Reproduce each of the following rows word for word.

DATA SUPPLIED:
::::::::

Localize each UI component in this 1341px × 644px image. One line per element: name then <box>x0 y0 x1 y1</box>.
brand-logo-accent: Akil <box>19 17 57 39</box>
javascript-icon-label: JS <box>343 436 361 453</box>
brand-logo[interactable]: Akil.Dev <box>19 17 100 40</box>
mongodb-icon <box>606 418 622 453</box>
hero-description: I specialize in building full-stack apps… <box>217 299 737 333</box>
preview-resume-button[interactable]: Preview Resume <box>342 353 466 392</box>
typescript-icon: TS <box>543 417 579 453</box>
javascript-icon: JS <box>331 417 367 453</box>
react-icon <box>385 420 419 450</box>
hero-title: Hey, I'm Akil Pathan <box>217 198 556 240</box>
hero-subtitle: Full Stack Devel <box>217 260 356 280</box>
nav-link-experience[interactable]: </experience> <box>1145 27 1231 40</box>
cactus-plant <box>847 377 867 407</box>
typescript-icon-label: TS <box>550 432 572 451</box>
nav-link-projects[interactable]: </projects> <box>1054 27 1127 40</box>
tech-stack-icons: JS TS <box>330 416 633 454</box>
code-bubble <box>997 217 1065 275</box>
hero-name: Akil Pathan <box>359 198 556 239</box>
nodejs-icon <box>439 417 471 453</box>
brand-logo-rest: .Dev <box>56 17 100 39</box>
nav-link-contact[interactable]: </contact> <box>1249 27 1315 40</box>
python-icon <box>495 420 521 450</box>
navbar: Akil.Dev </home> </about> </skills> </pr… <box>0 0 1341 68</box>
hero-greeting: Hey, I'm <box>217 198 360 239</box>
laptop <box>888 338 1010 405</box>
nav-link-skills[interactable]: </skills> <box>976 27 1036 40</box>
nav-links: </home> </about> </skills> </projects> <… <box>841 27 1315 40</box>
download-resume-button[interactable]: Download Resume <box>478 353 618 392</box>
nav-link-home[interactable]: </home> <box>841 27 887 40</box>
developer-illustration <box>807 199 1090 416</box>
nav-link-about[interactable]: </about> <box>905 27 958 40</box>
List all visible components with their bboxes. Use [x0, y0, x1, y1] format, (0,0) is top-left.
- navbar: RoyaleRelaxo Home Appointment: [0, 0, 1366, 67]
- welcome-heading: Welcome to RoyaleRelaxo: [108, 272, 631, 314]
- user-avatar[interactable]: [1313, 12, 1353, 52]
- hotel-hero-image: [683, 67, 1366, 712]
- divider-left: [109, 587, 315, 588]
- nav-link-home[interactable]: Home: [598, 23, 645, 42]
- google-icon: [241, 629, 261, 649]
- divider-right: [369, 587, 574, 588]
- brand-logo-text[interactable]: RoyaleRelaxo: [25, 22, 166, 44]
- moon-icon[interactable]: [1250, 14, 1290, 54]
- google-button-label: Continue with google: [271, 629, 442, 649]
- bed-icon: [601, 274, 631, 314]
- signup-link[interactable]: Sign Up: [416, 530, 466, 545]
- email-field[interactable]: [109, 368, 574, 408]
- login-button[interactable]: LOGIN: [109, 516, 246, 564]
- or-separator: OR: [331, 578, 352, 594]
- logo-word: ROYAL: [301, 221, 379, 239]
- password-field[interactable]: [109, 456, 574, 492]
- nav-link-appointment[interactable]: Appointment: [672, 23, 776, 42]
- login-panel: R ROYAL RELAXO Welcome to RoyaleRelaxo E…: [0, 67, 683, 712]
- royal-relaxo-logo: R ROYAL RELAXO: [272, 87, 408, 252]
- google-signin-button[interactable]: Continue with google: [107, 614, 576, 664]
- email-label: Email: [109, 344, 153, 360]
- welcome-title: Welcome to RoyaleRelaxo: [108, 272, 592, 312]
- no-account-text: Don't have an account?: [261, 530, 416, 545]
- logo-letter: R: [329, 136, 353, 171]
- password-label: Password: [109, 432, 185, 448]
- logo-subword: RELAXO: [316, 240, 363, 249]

::::::::

TASK SOLUTION:
Localize each UI component in this 1341px × 644px image. One line per element: name then <box>x0 y0 x1 y1</box>.
brand-logo-accent: Akil <box>19 17 57 39</box>
javascript-icon-label: JS <box>343 436 361 453</box>
brand-logo[interactable]: Akil.Dev <box>19 17 100 40</box>
mongodb-icon <box>606 418 622 453</box>
hero-description: I specialize in building full-stack apps… <box>217 299 737 333</box>
preview-resume-button[interactable]: Preview Resume <box>342 353 466 392</box>
typescript-icon: TS <box>543 417 579 453</box>
javascript-icon: JS <box>331 417 367 453</box>
react-icon <box>385 420 419 450</box>
hero-title: Hey, I'm Akil Pathan <box>217 198 556 240</box>
hero-subtitle: Full Stack Devel <box>217 260 356 280</box>
nav-link-experience[interactable]: </experience> <box>1145 27 1231 40</box>
cactus-plant <box>847 377 867 407</box>
typescript-icon-label: TS <box>550 432 572 451</box>
nav-link-projects[interactable]: </projects> <box>1054 27 1127 40</box>
tech-stack-icons: JS TS <box>330 416 633 454</box>
code-bubble <box>997 217 1065 275</box>
hero-name: Akil Pathan <box>359 198 556 239</box>
nodejs-icon <box>439 417 471 453</box>
brand-logo-rest: .Dev <box>56 17 100 39</box>
nav-link-contact[interactable]: </contact> <box>1249 27 1315 40</box>
python-icon <box>495 420 521 450</box>
navbar: Akil.Dev </home> </about> </skills> </pr… <box>0 0 1341 68</box>
hero-greeting: Hey, I'm <box>217 198 360 239</box>
laptop <box>888 338 1010 405</box>
nav-link-skills[interactable]: </skills> <box>976 27 1036 40</box>
nav-links: </home> </about> </skills> </projects> <… <box>841 27 1315 40</box>
download-resume-button[interactable]: Download Resume <box>478 353 618 392</box>
nav-link-home[interactable]: </home> <box>841 27 887 40</box>
developer-illustration <box>807 199 1090 416</box>
nav-link-about[interactable]: </about> <box>905 27 958 40</box>
List all visible components with their bboxes. Use [x0, y0, x1, y1] format, (0,0) is top-left.
- navbar: RoyaleRelaxo Home Appointment: [0, 0, 1366, 67]
- welcome-heading: Welcome to RoyaleRelaxo: [108, 272, 631, 314]
- user-avatar[interactable]: [1313, 12, 1353, 52]
- hotel-hero-image: [683, 67, 1366, 712]
- divider-left: [109, 587, 315, 588]
- nav-link-home[interactable]: Home: [598, 23, 645, 42]
- google-icon: [241, 629, 261, 649]
- divider-right: [369, 587, 574, 588]
- brand-logo-text[interactable]: RoyaleRelaxo: [25, 22, 166, 44]
- moon-icon[interactable]: [1250, 14, 1290, 54]
- google-button-label: Continue with google: [271, 629, 442, 649]
- bed-icon: [601, 274, 631, 314]
- signup-link[interactable]: Sign Up: [416, 530, 466, 545]
- email-field[interactable]: [109, 368, 574, 408]
- login-button[interactable]: LOGIN: [109, 516, 246, 564]
- or-separator: OR: [331, 578, 352, 594]
- logo-word: ROYAL: [301, 221, 379, 239]
- password-field[interactable]: [109, 456, 574, 492]
- nav-link-appointment[interactable]: Appointment: [672, 23, 776, 42]
- login-panel: R ROYAL RELAXO Welcome to RoyaleRelaxo E…: [0, 67, 683, 712]
- royal-relaxo-logo: R ROYAL RELAXO: [272, 87, 408, 252]
- google-signin-button[interactable]: Continue with google: [107, 614, 576, 664]
- email-label: Email: [109, 344, 153, 360]
- welcome-title: Welcome to RoyaleRelaxo: [108, 272, 592, 312]
- no-account-text: Don't have an account?: [261, 530, 416, 545]
- logo-letter: R: [329, 136, 353, 171]
- password-label: Password: [109, 432, 185, 448]
- logo-subword: RELAXO: [316, 240, 363, 249]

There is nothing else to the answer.